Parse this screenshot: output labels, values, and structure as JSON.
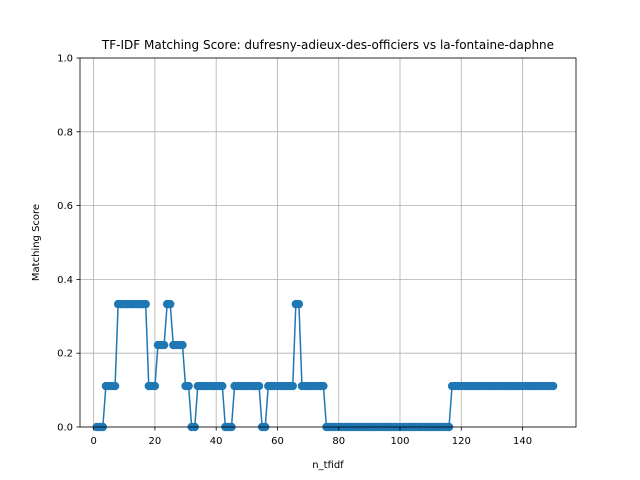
{
  "chart_data": {
    "type": "line",
    "title": "TF-IDF Matching Score: dufresny-adieux-des-officiers vs la-fontaine-daphne",
    "xlabel": "n_tfidf",
    "ylabel": "Matching Score",
    "xlim": [
      -4.45,
      157.45
    ],
    "ylim": [
      0,
      1
    ],
    "xticks": [
      0,
      20,
      40,
      60,
      80,
      100,
      120,
      140
    ],
    "yticks": [
      0.0,
      0.2,
      0.4,
      0.6,
      0.8,
      1.0
    ],
    "ytick_labels": [
      "0.0",
      "0.2",
      "0.4",
      "0.6",
      "0.8",
      "1.0"
    ],
    "grid": true,
    "series": [
      {
        "color": "#1f77b4",
        "marker": "circle",
        "x": [
          1,
          2,
          3,
          4,
          5,
          6,
          7,
          8,
          9,
          10,
          11,
          12,
          13,
          14,
          15,
          16,
          17,
          18,
          19,
          20,
          21,
          22,
          23,
          24,
          25,
          26,
          27,
          28,
          29,
          30,
          31,
          32,
          33,
          34,
          35,
          36,
          37,
          38,
          39,
          40,
          41,
          42,
          43,
          44,
          45,
          46,
          47,
          48,
          49,
          50,
          51,
          52,
          53,
          54,
          55,
          56,
          57,
          58,
          59,
          60,
          61,
          62,
          63,
          64,
          65,
          66,
          67,
          68,
          69,
          70,
          71,
          72,
          73,
          74,
          75,
          76,
          77,
          78,
          79,
          80,
          81,
          82,
          83,
          84,
          85,
          86,
          87,
          88,
          89,
          90,
          91,
          92,
          93,
          94,
          95,
          96,
          97,
          98,
          99,
          100,
          101,
          102,
          103,
          104,
          105,
          106,
          107,
          108,
          109,
          110,
          111,
          112,
          113,
          114,
          115,
          116,
          117,
          118,
          119,
          120,
          121,
          122,
          123,
          124,
          125,
          126,
          127,
          128,
          129,
          130,
          131,
          132,
          133,
          134,
          135,
          136,
          137,
          138,
          139,
          140,
          141,
          142,
          143,
          144,
          145,
          146,
          147,
          148,
          149,
          150
        ],
        "y": [
          0,
          0,
          0,
          0.111,
          0.111,
          0.111,
          0.111,
          0.333,
          0.333,
          0.333,
          0.333,
          0.333,
          0.333,
          0.333,
          0.333,
          0.333,
          0.333,
          0.111,
          0.111,
          0.111,
          0.222,
          0.222,
          0.222,
          0.333,
          0.333,
          0.222,
          0.222,
          0.222,
          0.222,
          0.111,
          0.111,
          0,
          0,
          0.111,
          0.111,
          0.111,
          0.111,
          0.111,
          0.111,
          0.111,
          0.111,
          0.111,
          0,
          0,
          0,
          0.111,
          0.111,
          0.111,
          0.111,
          0.111,
          0.111,
          0.111,
          0.111,
          0.111,
          0,
          0,
          0.111,
          0.111,
          0.111,
          0.111,
          0.111,
          0.111,
          0.111,
          0.111,
          0.111,
          0.333,
          0.333,
          0.111,
          0.111,
          0.111,
          0.111,
          0.111,
          0.111,
          0.111,
          0.111,
          0,
          0,
          0,
          0,
          0,
          0,
          0,
          0,
          0,
          0,
          0,
          0,
          0,
          0,
          0,
          0,
          0,
          0,
          0,
          0,
          0,
          0,
          0,
          0,
          0,
          0,
          0,
          0,
          0,
          0,
          0,
          0,
          0,
          0,
          0,
          0,
          0,
          0,
          0,
          0,
          0,
          0.111,
          0.111,
          0.111,
          0.111,
          0.111,
          0.111,
          0.111,
          0.111,
          0.111,
          0.111,
          0.111,
          0.111,
          0.111,
          0.111,
          0.111,
          0.111,
          0.111,
          0.111,
          0.111,
          0.111,
          0.111,
          0.111,
          0.111,
          0.111,
          0.111,
          0.111,
          0.111,
          0.111,
          0.111,
          0.111,
          0.111,
          0.111,
          0.111,
          0.111
        ]
      }
    ]
  }
}
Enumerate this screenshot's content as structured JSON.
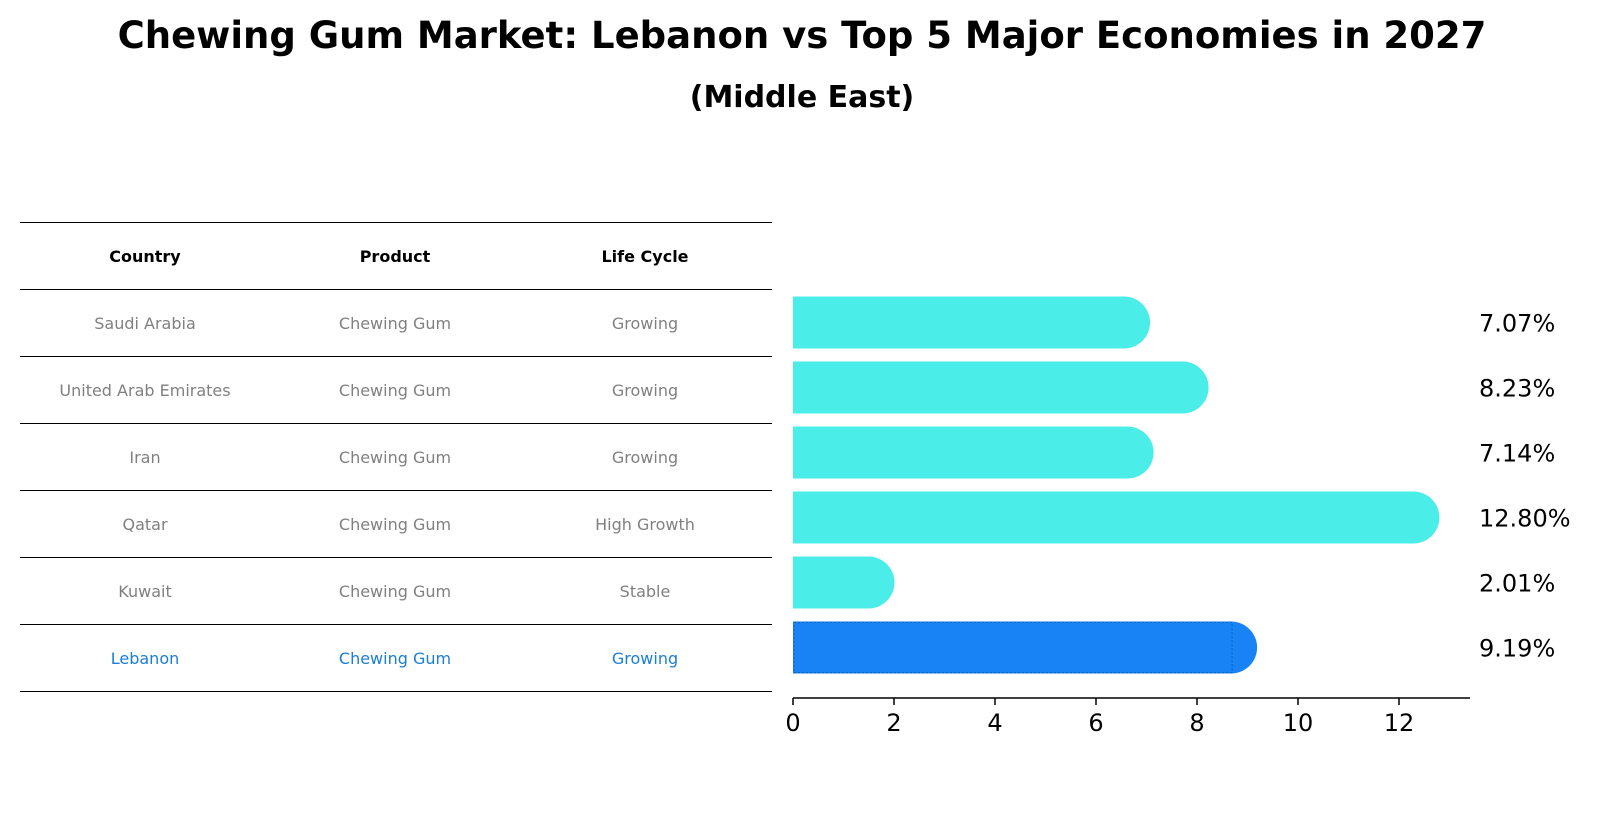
{
  "title": "Chewing Gum Market: Lebanon vs Top 5 Major Economies in 2027",
  "subtitle": "(Middle East)",
  "table": {
    "headers": [
      "Country",
      "Product",
      "Life Cycle"
    ],
    "rows": [
      {
        "country": "Saudi Arabia",
        "product": "Chewing Gum",
        "life_cycle": "Growing"
      },
      {
        "country": "United Arab Emirates",
        "product": "Chewing Gum",
        "life_cycle": "Growing"
      },
      {
        "country": "Iran",
        "product": "Chewing Gum",
        "life_cycle": "Growing"
      },
      {
        "country": "Qatar",
        "product": "Chewing Gum",
        "life_cycle": "High Growth"
      },
      {
        "country": "Kuwait",
        "product": "Chewing Gum",
        "life_cycle": "Stable"
      },
      {
        "country": "Lebanon",
        "product": "Chewing Gum",
        "life_cycle": "Growing"
      }
    ]
  },
  "colors": {
    "bar": "#4bede9",
    "highlight_bar": "#1783f4",
    "highlight_text": "#1a7dd8",
    "table_text": "#808080"
  },
  "chart_data": {
    "type": "bar",
    "orientation": "horizontal",
    "categories": [
      "Saudi Arabia",
      "United Arab Emirates",
      "Iran",
      "Qatar",
      "Kuwait",
      "Lebanon"
    ],
    "values": [
      7.07,
      8.23,
      7.14,
      12.8,
      2.01,
      9.19
    ],
    "value_labels": [
      "7.07%",
      "8.23%",
      "7.14%",
      "12.80%",
      "2.01%",
      "9.19%"
    ],
    "highlight": "Lebanon",
    "xlim": [
      0,
      13.5
    ],
    "xticks": [
      0,
      2,
      4,
      6,
      8,
      10,
      12
    ],
    "grid": false
  }
}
________________________________________
Will you restate every entry word for word and omit the images?

Parse this screenshot: output labels, values, and structure as JSON.
{
  "chart_data": {
    "type": "line",
    "title": "TF-IDF Matching Score: dufresny-adieux-des-officiers vs la-fontaine-daphne",
    "xlabel": "n_tfidf",
    "ylabel": "Matching Score",
    "xlim": [
      -4.45,
      157.45
    ],
    "ylim": [
      0,
      1
    ],
    "xticks": [
      0,
      20,
      40,
      60,
      80,
      100,
      120,
      140
    ],
    "yticks": [
      0.0,
      0.2,
      0.4,
      0.6,
      0.8,
      1.0
    ],
    "ytick_labels": [
      "0.0",
      "0.2",
      "0.4",
      "0.6",
      "0.8",
      "1.0"
    ],
    "grid": true,
    "series": [
      {
        "color": "#1f77b4",
        "marker": "circle",
        "x": [
          1,
          2,
          3,
          4,
          5,
          6,
          7,
          8,
          9,
          10,
          11,
          12,
          13,
          14,
          15,
          16,
          17,
          18,
          19,
          20,
          21,
          22,
          23,
          24,
          25,
          26,
          27,
          28,
          29,
          30,
          31,
          32,
          33,
          34,
          35,
          36,
          37,
          38,
          39,
          40,
          41,
          42,
          43,
          44,
          45,
          46,
          47,
          48,
          49,
          50,
          51,
          52,
          53,
          54,
          55,
          56,
          57,
          58,
          59,
          60,
          61,
          62,
          63,
          64,
          65,
          66,
          67,
          68,
          69,
          70,
          71,
          72,
          73,
          74,
          75,
          76,
          77,
          78,
          79,
          80,
          81,
          82,
          83,
          84,
          85,
          86,
          87,
          88,
          89,
          90,
          91,
          92,
          93,
          94,
          95,
          96,
          97,
          98,
          99,
          100,
          101,
          102,
          103,
          104,
          105,
          106,
          107,
          108,
          109,
          110,
          111,
          112,
          113,
          114,
          115,
          116,
          117,
          118,
          119,
          120,
          121,
          122,
          123,
          124,
          125,
          126,
          127,
          128,
          129,
          130,
          131,
          132,
          133,
          134,
          135,
          136,
          137,
          138,
          139,
          140,
          141,
          142,
          143,
          144,
          145,
          146,
          147,
          148,
          149,
          150
        ],
        "y": [
          0,
          0,
          0,
          0.111,
          0.111,
          0.111,
          0.111,
          0.333,
          0.333,
          0.333,
          0.333,
          0.333,
          0.333,
          0.333,
          0.333,
          0.333,
          0.333,
          0.111,
          0.111,
          0.111,
          0.222,
          0.222,
          0.222,
          0.333,
          0.333,
          0.222,
          0.222,
          0.222,
          0.222,
          0.111,
          0.111,
          0,
          0,
          0.111,
          0.111,
          0.111,
          0.111,
          0.111,
          0.111,
          0.111,
          0.111,
          0.111,
          0,
          0,
          0,
          0.111,
          0.111,
          0.111,
          0.111,
          0.111,
          0.111,
          0.111,
          0.111,
          0.111,
          0,
          0,
          0.111,
          0.111,
          0.111,
          0.111,
          0.111,
          0.111,
          0.111,
          0.111,
          0.111,
          0.333,
          0.333,
          0.111,
          0.111,
          0.111,
          0.111,
          0.111,
          0.111,
          0.111,
          0.111,
          0,
          0,
          0,
          0,
          0,
          0,
          0,
          0,
          0,
          0,
          0,
          0,
          0,
          0,
          0,
          0,
          0,
          0,
          0,
          0,
          0,
          0,
          0,
          0,
          0,
          0,
          0,
          0,
          0,
          0,
          0,
          0,
          0,
          0,
          0,
          0,
          0,
          0,
          0,
          0,
          0,
          0.111,
          0.111,
          0.111,
          0.111,
          0.111,
          0.111,
          0.111,
          0.111,
          0.111,
          0.111,
          0.111,
          0.111,
          0.111,
          0.111,
          0.111,
          0.111,
          0.111,
          0.111,
          0.111,
          0.111,
          0.111,
          0.111,
          0.111,
          0.111,
          0.111,
          0.111,
          0.111,
          0.111,
          0.111,
          0.111,
          0.111,
          0.111,
          0.111,
          0.111
        ]
      }
    ]
  }
}
Enumerate this screenshot's content as structured JSON.
{
  "title": "Chewing Gum Market: Lebanon vs Top 5 Major Economies in 2027",
  "subtitle": "(Middle East)",
  "table": {
    "headers": [
      "Country",
      "Product",
      "Life Cycle"
    ],
    "rows": [
      {
        "country": "Saudi Arabia",
        "product": "Chewing Gum",
        "life_cycle": "Growing"
      },
      {
        "country": "United Arab Emirates",
        "product": "Chewing Gum",
        "life_cycle": "Growing"
      },
      {
        "country": "Iran",
        "product": "Chewing Gum",
        "life_cycle": "Growing"
      },
      {
        "country": "Qatar",
        "product": "Chewing Gum",
        "life_cycle": "High Growth"
      },
      {
        "country": "Kuwait",
        "product": "Chewing Gum",
        "life_cycle": "Stable"
      },
      {
        "country": "Lebanon",
        "product": "Chewing Gum",
        "life_cycle": "Growing"
      }
    ]
  },
  "colors": {
    "bar": "#4bede9",
    "highlight_bar": "#1783f4",
    "highlight_text": "#1a7dd8",
    "table_text": "#808080"
  },
  "chart_data": {
    "type": "bar",
    "orientation": "horizontal",
    "categories": [
      "Saudi Arabia",
      "United Arab Emirates",
      "Iran",
      "Qatar",
      "Kuwait",
      "Lebanon"
    ],
    "values": [
      7.07,
      8.23,
      7.14,
      12.8,
      2.01,
      9.19
    ],
    "value_labels": [
      "7.07%",
      "8.23%",
      "7.14%",
      "12.80%",
      "2.01%",
      "9.19%"
    ],
    "highlight": "Lebanon",
    "xlim": [
      0,
      13.5
    ],
    "xticks": [
      0,
      2,
      4,
      6,
      8,
      10,
      12
    ],
    "grid": false
  }
}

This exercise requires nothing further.